### [SET TASK]
Quote every line of the material beneath this one.

### [INFORMATION GIVEN]
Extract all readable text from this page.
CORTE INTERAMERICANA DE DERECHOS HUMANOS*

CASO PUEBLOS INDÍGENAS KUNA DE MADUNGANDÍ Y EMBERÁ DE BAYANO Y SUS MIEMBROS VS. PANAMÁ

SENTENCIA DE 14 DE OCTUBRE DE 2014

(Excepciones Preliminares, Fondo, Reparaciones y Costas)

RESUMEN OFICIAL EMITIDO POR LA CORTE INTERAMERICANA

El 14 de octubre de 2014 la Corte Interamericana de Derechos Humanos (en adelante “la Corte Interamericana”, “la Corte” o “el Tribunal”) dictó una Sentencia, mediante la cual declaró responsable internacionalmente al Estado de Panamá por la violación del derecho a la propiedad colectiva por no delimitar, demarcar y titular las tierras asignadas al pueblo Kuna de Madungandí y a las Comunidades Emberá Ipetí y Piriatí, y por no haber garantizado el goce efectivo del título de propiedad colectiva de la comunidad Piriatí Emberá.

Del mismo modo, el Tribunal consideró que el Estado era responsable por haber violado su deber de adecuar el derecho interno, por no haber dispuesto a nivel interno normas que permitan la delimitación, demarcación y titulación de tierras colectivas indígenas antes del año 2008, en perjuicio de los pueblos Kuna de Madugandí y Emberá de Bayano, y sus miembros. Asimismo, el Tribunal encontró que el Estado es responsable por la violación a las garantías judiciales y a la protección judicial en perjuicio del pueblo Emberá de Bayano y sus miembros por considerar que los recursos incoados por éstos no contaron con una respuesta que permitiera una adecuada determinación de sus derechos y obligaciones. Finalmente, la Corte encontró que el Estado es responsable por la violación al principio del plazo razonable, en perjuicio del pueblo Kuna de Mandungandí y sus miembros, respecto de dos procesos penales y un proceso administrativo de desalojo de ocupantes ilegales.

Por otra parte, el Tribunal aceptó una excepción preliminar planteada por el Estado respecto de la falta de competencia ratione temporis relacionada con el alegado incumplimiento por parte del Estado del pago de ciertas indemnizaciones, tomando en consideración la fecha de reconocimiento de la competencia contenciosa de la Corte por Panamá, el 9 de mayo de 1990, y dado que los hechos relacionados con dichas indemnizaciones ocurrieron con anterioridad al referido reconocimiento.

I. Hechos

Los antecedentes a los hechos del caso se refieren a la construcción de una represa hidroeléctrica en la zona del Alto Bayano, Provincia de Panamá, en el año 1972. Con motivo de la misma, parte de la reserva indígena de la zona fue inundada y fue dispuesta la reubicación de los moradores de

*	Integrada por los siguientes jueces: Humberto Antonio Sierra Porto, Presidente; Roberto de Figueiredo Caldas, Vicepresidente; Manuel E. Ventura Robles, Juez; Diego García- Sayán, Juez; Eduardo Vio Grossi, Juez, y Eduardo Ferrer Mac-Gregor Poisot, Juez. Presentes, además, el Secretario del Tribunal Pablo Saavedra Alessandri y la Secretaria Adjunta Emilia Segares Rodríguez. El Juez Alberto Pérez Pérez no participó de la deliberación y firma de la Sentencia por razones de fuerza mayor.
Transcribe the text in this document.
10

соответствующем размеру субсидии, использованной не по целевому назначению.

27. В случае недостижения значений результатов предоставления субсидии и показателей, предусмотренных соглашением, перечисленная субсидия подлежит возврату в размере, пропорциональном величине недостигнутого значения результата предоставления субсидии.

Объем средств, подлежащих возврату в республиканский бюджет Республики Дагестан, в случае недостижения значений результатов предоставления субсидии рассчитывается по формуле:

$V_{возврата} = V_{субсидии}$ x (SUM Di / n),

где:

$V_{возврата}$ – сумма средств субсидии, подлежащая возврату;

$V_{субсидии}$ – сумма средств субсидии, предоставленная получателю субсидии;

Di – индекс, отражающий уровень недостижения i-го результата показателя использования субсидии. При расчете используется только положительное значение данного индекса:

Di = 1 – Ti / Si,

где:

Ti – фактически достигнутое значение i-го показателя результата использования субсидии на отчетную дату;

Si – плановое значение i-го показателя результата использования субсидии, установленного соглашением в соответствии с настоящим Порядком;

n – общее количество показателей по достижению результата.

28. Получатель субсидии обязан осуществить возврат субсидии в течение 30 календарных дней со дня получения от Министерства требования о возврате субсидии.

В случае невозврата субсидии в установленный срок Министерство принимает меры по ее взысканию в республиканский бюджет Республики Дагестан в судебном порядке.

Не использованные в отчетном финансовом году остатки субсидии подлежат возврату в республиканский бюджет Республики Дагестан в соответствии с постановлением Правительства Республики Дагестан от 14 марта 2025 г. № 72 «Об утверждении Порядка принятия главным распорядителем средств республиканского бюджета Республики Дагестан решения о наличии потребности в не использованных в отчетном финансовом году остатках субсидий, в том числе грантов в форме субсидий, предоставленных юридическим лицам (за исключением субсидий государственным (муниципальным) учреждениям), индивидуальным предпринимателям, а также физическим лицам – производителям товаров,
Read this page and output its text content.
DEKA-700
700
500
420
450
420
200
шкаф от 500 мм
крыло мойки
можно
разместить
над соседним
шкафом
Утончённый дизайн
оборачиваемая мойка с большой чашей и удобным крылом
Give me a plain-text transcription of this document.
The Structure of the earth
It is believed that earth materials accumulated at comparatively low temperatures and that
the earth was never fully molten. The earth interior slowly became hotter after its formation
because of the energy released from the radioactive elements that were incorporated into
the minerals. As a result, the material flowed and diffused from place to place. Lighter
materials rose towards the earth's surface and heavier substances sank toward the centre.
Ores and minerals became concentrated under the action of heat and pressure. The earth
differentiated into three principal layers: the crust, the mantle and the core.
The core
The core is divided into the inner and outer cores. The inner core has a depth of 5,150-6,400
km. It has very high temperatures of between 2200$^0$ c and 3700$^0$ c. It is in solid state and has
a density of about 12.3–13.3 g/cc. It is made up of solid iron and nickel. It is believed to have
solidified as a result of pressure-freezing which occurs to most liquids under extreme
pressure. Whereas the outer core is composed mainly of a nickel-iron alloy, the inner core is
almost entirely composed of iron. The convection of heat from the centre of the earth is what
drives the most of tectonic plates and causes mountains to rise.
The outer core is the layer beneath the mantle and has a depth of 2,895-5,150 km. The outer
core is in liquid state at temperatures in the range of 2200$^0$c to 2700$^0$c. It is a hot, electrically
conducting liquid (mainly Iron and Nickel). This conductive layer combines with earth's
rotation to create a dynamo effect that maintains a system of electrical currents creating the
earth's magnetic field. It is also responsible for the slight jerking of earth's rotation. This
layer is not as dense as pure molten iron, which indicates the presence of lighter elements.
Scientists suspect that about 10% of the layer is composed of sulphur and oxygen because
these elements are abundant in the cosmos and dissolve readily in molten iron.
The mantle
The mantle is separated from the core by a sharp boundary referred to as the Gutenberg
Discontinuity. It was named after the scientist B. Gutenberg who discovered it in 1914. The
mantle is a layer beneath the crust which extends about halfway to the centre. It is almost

### [THE ANSWER]
Extract all readable text from this page.
CORTE INTERAMERICANA DE DERECHOS HUMANOS*

CASO PUEBLOS INDÍGENAS KUNA DE MADUNGANDÍ Y EMBERÁ DE BAYANO Y SUS MIEMBROS VS. PANAMÁ

SENTENCIA DE 14 DE OCTUBRE DE 2014

(Excepciones Preliminares, Fondo, Reparaciones y Costas)

RESUMEN OFICIAL EMITIDO POR LA CORTE INTERAMERICANA

El 14 de octubre de 2014 la Corte Interamericana de Derechos Humanos (en adelante “la Corte Interamericana”, “la Corte” o “el Tribunal”) dictó una Sentencia, mediante la cual declaró responsable internacionalmente al Estado de Panamá por la violación del derecho a la propiedad colectiva por no delimitar, demarcar y titular las tierras asignadas al pueblo Kuna de Madungandí y a las Comunidades Emberá Ipetí y Piriatí, y por no haber garantizado el goce efectivo del título de propiedad colectiva de la comunidad Piriatí Emberá.

Del mismo modo, el Tribunal consideró que el Estado era responsable por haber violado su deber de adecuar el derecho interno, por no haber dispuesto a nivel interno normas que permitan la delimitación, demarcación y titulación de tierras colectivas indígenas antes del año 2008, en perjuicio de los pueblos Kuna de Madugandí y Emberá de Bayano, y sus miembros. Asimismo, el Tribunal encontró que el Estado es responsable por la violación a las garantías judiciales y a la protección judicial en perjuicio del pueblo Emberá de Bayano y sus miembros por considerar que los recursos incoados por éstos no contaron con una respuesta que permitiera una adecuada determinación de sus derechos y obligaciones. Finalmente, la Corte encontró que el Estado es responsable por la violación al principio del plazo razonable, en perjuicio del pueblo Kuna de Mandungandí y sus miembros, respecto de dos procesos penales y un proceso administrativo de desalojo de ocupantes ilegales.

Por otra parte, el Tribunal aceptó una excepción preliminar planteada por el Estado respecto de la falta de competencia ratione temporis relacionada con el alegado incumplimiento por parte del Estado del pago de ciertas indemnizaciones, tomando en consideración la fecha de reconocimiento de la competencia contenciosa de la Corte por Panamá, el 9 de mayo de 1990, y dado que los hechos relacionados con dichas indemnizaciones ocurrieron con anterioridad al referido reconocimiento.

I. Hechos

Los antecedentes a los hechos del caso se refieren a la construcción de una represa hidroeléctrica en la zona del Alto Bayano, Provincia de Panamá, en el año 1972. Con motivo de la misma, parte de la reserva indígena de la zona fue inundada y fue dispuesta la reubicación de los moradores de

*	Integrada por los siguientes jueces: Humberto Antonio Sierra Porto, Presidente; Roberto de Figueiredo Caldas, Vicepresidente; Manuel E. Ventura Robles, Juez; Diego García- Sayán, Juez; Eduardo Vio Grossi, Juez, y Eduardo Ferrer Mac-Gregor Poisot, Juez. Presentes, además, el Secretario del Tribunal Pablo Saavedra Alessandri y la Secretaria Adjunta Emilia Segares Rodríguez. El Juez Alberto Pérez Pérez no participó de la deliberación y firma de la Sentencia por razones de fuerza mayor.
Transcribe the text in this document.
10

соответствующем размеру субсидии, использованной не по целевому назначению.

27. В случае недостижения значений результатов предоставления субсидии и показателей, предусмотренных соглашением, перечисленная субсидия подлежит возврату в размере, пропорциональном величине недостигнутого значения результата предоставления субсидии.

Объем средств, подлежащих возврату в республиканский бюджет Республики Дагестан, в случае недостижения значений результатов предоставления субсидии рассчитывается по формуле:

$V_{возврата} = V_{субсидии}$ x (SUM Di / n),

где:

$V_{возврата}$ – сумма средств субсидии, подлежащая возврату;

$V_{субсидии}$ – сумма средств субсидии, предоставленная получателю субсидии;

Di – индекс, отражающий уровень недостижения i-го результата показателя использования субсидии. При расчете используется только положительное значение данного индекса:

Di = 1 – Ti / Si,

где:

Ti – фактически достигнутое значение i-го показателя результата использования субсидии на отчетную дату;

Si – плановое значение i-го показателя результата использования субсидии, установленного соглашением в соответствии с настоящим Порядком;

n – общее количество показателей по достижению результата.

28. Получатель субсидии обязан осуществить возврат субсидии в течение 30 календарных дней со дня получения от Министерства требования о возврате субсидии.

В случае невозврата субсидии в установленный срок Министерство принимает меры по ее взысканию в республиканский бюджет Республики Дагестан в судебном порядке.

Не использованные в отчетном финансовом году остатки субсидии подлежат возврату в республиканский бюджет Республики Дагестан в соответствии с постановлением Правительства Республики Дагестан от 14 марта 2025 г. № 72 «Об утверждении Порядка принятия главным распорядителем средств республиканского бюджета Республики Дагестан решения о наличии потребности в не использованных в отчетном финансовом году остатках субсидий, в том числе грантов в форме субсидий, предоставленных юридическим лицам (за исключением субсидий государственным (муниципальным) учреждениям), индивидуальным предпринимателям, а также физическим лицам – производителям товаров,
Read this page and output its text content.
DEKA-700
700
500
420
450
420
200
шкаф от 500 мм
крыло мойки
можно
разместить
над соседним
шкафом
Утончённый дизайн
оборачиваемая мойка с большой чашей и удобным крылом
Give me a plain-text transcription of this document.
The Structure of the earth
It is believed that earth materials accumulated at comparatively low temperatures and that
the earth was never fully molten. The earth interior slowly became hotter after its formation
because of the energy released from the radioactive elements that were incorporated into
the minerals. As a result, the material flowed and diffused from place to place. Lighter
materials rose towards the earth's surface and heavier substances sank toward the centre.
Ores and minerals became concentrated under the action of heat and pressure. The earth
differentiated into three principal layers: the crust, the mantle and the core.
The core
The core is divided into the inner and outer cores. The inner core has a depth of 5,150-6,400
km. It has very high temperatures of between 2200$^0$ c and 3700$^0$ c. It is in solid state and has
a density of about 12.3–13.3 g/cc. It is made up of solid iron and nickel. It is believed to have
solidified as a result of pressure-freezing which occurs to most liquids under extreme
pressure. Whereas the outer core is composed mainly of a nickel-iron alloy, the inner core is
almost entirely composed of iron. The convection of heat from the centre of the earth is what
drives the most of tectonic plates and causes mountains to rise.
The outer core is the layer beneath the mantle and has a depth of 2,895-5,150 km. The outer
core is in liquid state at temperatures in the range of 2200$^0$c to 2700$^0$c. It is a hot, electrically
conducting liquid (mainly Iron and Nickel). This conductive layer combines with earth's
rotation to create a dynamo effect that maintains a system of electrical currents creating the
earth's magnetic field. It is also responsible for the slight jerking of earth's rotation. This
layer is not as dense as pure molten iron, which indicates the presence of lighter elements.
Scientists suspect that about 10% of the layer is composed of sulphur and oxygen because
these elements are abundant in the cosmos and dissolve readily in molten iron.
The mantle
The mantle is separated from the core by a sharp boundary referred to as the Gutenberg
Discontinuity. It was named after the scientist B. Gutenberg who discovered it in 1914. The
mantle is a layer beneath the crust which extends about halfway to the centre. It is almost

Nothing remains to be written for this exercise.